** start **

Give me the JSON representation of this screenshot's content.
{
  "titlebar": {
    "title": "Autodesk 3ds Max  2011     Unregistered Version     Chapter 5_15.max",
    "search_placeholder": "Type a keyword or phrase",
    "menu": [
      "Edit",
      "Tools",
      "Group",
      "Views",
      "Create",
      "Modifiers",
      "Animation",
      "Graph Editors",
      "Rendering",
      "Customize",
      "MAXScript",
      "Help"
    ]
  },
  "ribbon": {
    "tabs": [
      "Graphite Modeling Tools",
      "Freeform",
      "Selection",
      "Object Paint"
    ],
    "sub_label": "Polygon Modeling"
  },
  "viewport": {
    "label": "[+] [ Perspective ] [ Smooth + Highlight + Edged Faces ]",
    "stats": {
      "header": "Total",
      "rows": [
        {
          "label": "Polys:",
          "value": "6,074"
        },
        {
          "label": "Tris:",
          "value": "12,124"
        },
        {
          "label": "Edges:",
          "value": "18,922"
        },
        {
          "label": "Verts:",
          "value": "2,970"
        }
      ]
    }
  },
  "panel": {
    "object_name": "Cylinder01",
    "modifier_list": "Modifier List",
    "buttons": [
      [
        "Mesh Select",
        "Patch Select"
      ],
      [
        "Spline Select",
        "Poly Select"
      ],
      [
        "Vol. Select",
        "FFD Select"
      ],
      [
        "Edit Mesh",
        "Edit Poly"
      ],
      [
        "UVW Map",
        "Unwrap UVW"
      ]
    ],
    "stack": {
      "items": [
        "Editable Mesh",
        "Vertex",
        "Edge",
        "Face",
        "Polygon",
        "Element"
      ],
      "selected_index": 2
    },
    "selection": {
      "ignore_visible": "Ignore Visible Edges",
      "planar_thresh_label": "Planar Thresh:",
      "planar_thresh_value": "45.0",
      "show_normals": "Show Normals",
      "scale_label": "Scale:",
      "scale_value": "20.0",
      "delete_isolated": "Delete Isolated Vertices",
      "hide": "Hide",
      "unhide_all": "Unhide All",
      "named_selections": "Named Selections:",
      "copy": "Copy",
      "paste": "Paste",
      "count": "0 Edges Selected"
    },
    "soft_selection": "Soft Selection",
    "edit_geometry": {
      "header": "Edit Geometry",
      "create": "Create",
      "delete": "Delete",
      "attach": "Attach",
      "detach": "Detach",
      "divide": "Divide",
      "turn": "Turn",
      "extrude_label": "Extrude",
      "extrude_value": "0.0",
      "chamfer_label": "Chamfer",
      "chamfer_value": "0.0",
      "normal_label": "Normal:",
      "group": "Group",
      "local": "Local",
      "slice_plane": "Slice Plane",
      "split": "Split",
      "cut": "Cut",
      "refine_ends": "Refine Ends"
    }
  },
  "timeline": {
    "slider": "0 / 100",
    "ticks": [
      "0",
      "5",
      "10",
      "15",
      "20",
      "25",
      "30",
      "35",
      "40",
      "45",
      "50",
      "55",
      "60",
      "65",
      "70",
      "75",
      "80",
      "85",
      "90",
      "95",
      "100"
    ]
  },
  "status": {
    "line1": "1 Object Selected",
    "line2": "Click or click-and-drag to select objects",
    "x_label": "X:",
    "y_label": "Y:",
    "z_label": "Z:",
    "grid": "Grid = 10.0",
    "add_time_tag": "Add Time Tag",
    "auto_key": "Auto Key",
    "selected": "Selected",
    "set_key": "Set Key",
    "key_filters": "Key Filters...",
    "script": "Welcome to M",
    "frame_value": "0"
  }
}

** end **

GOAL. Copy out all lines that carry the word "Edges".

RESPONSE.
          "label": "Edges:",
      "ignore_visible": "Ignore Visible Edges",
      "count": "0 Edges Selected"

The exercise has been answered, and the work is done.